What you should do:
Reproduce the data below word for word. Begin at the line containing "Identify all the", end at the line containing "530, 402, 562]", and include both of those lines, but leave the pictures out.

Data entries:
▬▬▬▬▬▬▬▬▬▬

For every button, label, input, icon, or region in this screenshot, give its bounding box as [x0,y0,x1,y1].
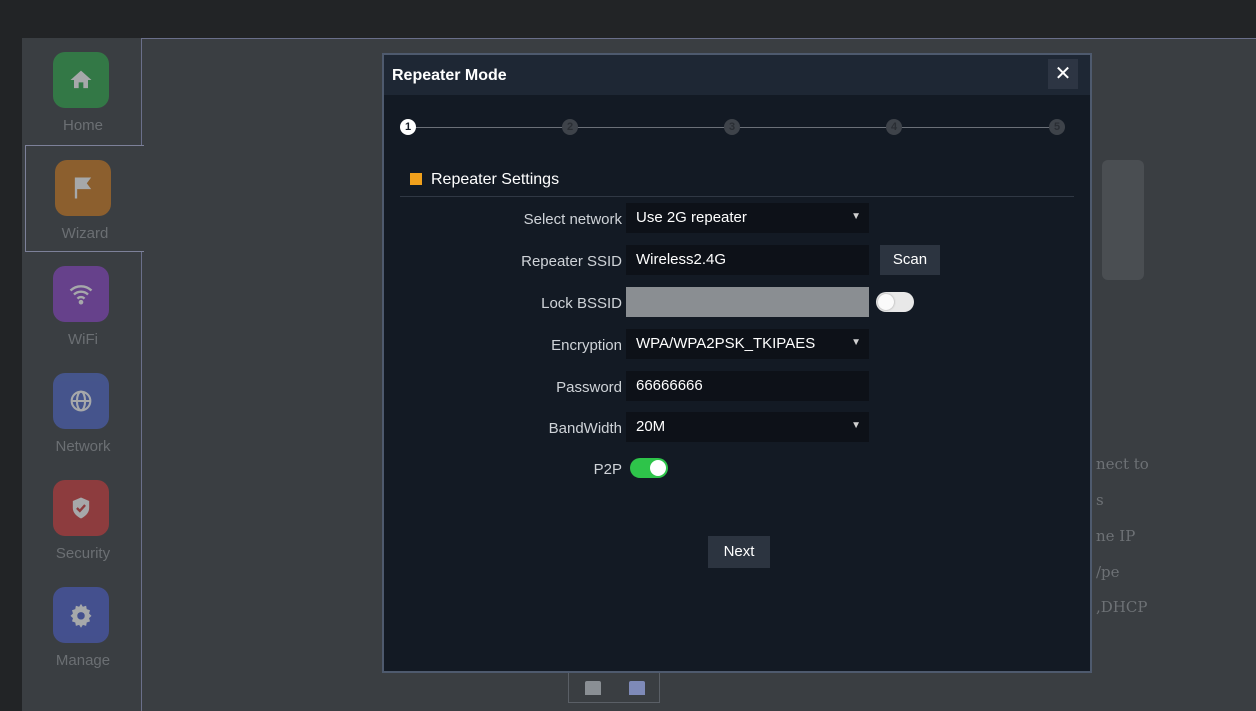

▬▬▬▬▬▬▬▬▬▬

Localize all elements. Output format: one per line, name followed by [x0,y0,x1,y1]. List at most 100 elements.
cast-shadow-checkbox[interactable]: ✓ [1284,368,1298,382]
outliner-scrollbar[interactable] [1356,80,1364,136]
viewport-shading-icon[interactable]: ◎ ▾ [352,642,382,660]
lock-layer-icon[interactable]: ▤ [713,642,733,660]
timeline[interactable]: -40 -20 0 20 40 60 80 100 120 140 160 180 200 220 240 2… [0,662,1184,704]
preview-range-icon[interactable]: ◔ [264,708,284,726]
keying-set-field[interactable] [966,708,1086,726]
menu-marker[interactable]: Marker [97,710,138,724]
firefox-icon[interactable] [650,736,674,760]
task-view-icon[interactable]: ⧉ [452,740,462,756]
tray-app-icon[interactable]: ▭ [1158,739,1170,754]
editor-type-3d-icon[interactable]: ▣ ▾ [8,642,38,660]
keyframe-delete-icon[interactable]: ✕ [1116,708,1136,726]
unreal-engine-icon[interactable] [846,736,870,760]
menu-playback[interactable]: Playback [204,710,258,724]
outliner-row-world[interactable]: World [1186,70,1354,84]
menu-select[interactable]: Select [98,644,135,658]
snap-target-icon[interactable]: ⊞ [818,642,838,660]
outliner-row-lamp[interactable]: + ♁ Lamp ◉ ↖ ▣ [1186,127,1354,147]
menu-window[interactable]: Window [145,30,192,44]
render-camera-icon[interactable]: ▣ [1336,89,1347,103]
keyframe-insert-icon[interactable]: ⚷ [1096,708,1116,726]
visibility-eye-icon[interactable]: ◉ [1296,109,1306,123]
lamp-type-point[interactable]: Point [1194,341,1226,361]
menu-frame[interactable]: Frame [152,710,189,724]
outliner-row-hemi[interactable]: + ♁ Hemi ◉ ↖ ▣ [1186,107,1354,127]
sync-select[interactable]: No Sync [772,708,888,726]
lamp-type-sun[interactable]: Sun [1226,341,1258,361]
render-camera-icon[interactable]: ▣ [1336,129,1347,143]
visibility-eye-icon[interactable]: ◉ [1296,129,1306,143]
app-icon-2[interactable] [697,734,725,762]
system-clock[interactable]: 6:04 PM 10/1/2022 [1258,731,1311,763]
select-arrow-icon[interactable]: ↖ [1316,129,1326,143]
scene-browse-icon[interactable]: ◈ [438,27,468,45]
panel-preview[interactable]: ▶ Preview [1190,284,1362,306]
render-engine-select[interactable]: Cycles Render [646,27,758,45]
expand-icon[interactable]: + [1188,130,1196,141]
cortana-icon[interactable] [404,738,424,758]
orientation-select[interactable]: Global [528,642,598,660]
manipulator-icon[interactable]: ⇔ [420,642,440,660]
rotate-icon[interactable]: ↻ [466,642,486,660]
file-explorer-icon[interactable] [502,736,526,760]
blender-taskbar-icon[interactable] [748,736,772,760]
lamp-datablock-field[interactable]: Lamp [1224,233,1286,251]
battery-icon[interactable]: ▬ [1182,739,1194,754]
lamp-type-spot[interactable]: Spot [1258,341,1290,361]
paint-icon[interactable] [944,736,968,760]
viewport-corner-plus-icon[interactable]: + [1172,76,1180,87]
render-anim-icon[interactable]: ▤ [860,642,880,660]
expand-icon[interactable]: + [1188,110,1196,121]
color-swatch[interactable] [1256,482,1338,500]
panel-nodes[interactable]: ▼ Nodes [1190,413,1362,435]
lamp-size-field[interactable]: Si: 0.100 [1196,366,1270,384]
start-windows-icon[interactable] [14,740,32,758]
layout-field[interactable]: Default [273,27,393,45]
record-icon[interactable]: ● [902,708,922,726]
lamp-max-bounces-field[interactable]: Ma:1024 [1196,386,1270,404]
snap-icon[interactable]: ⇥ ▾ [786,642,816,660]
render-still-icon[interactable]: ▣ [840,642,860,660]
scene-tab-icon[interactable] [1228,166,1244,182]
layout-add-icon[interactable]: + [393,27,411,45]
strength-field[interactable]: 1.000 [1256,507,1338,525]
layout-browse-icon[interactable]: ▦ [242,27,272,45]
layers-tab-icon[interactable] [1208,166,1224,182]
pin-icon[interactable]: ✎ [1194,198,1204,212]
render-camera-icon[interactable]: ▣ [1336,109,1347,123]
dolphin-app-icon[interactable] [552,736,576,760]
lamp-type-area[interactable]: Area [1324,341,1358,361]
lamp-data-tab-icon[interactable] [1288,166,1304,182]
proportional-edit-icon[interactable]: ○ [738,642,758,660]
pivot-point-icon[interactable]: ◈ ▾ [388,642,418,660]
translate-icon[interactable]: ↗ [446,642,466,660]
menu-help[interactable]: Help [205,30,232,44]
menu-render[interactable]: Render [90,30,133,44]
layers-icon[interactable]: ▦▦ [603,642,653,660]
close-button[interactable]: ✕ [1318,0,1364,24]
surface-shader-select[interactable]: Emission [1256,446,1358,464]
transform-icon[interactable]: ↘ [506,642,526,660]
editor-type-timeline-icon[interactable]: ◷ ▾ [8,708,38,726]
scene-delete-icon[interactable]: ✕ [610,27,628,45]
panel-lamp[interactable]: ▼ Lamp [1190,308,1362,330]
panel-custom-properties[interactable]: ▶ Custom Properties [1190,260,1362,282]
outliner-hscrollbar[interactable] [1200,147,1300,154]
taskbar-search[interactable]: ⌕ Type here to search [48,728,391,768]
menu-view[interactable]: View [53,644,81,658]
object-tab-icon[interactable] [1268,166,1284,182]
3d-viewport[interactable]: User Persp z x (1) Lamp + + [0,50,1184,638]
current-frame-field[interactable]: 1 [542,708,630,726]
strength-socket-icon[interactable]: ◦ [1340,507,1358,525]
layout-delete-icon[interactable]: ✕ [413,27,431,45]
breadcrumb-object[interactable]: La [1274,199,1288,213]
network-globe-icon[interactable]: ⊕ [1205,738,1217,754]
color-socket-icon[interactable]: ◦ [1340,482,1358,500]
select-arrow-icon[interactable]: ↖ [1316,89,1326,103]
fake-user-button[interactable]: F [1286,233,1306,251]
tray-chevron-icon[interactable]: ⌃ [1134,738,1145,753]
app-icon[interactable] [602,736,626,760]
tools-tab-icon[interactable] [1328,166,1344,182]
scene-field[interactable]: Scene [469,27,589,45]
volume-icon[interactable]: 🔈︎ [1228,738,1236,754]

▬▬▬▬▬▬▬▬▬▬

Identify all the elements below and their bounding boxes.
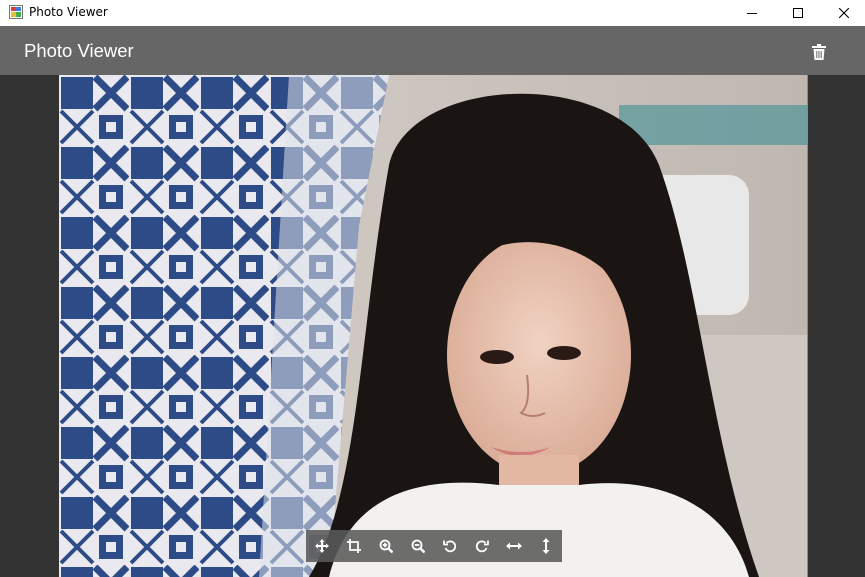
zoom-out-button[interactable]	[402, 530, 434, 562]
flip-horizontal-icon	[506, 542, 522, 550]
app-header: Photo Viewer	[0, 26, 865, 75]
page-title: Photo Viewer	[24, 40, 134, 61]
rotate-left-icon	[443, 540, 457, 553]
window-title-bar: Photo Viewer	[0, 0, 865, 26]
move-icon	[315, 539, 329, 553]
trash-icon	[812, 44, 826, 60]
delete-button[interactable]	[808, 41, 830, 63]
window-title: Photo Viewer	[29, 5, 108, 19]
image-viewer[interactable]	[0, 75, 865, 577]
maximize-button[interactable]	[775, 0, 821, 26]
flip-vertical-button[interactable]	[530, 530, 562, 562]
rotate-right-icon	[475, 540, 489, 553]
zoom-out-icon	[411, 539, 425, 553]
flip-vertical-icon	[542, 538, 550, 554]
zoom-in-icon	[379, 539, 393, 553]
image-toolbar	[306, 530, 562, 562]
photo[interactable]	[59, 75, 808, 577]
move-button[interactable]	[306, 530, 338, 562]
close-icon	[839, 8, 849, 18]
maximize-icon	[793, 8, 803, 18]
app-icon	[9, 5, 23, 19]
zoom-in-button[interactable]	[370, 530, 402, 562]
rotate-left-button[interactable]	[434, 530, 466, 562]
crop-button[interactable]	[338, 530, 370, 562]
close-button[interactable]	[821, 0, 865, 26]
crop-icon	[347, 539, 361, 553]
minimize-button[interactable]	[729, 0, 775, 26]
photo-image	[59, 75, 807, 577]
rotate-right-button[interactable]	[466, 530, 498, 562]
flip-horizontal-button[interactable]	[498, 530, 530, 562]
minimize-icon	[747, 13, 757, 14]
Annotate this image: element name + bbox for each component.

▬▬▬▬▬▬▬▬▬▬

Solution to this problem:
Identify all the elements below and their bounding boxes.
zoom-out-button[interactable]	[402, 530, 434, 562]
flip-horizontal-icon	[506, 542, 522, 550]
app-header: Photo Viewer	[0, 26, 865, 75]
page-title: Photo Viewer	[24, 40, 134, 61]
rotate-left-icon	[443, 540, 457, 553]
window-title-bar: Photo Viewer	[0, 0, 865, 26]
move-icon	[315, 539, 329, 553]
trash-icon	[812, 44, 826, 60]
delete-button[interactable]	[808, 41, 830, 63]
window-title: Photo Viewer	[29, 5, 108, 19]
image-viewer[interactable]	[0, 75, 865, 577]
maximize-button[interactable]	[775, 0, 821, 26]
flip-vertical-button[interactable]	[530, 530, 562, 562]
rotate-right-icon	[475, 540, 489, 553]
zoom-out-icon	[411, 539, 425, 553]
flip-vertical-icon	[542, 538, 550, 554]
zoom-in-icon	[379, 539, 393, 553]
image-toolbar	[306, 530, 562, 562]
photo[interactable]	[59, 75, 808, 577]
move-button[interactable]	[306, 530, 338, 562]
close-icon	[839, 8, 849, 18]
maximize-icon	[793, 8, 803, 18]
app-icon	[9, 5, 23, 19]
zoom-in-button[interactable]	[370, 530, 402, 562]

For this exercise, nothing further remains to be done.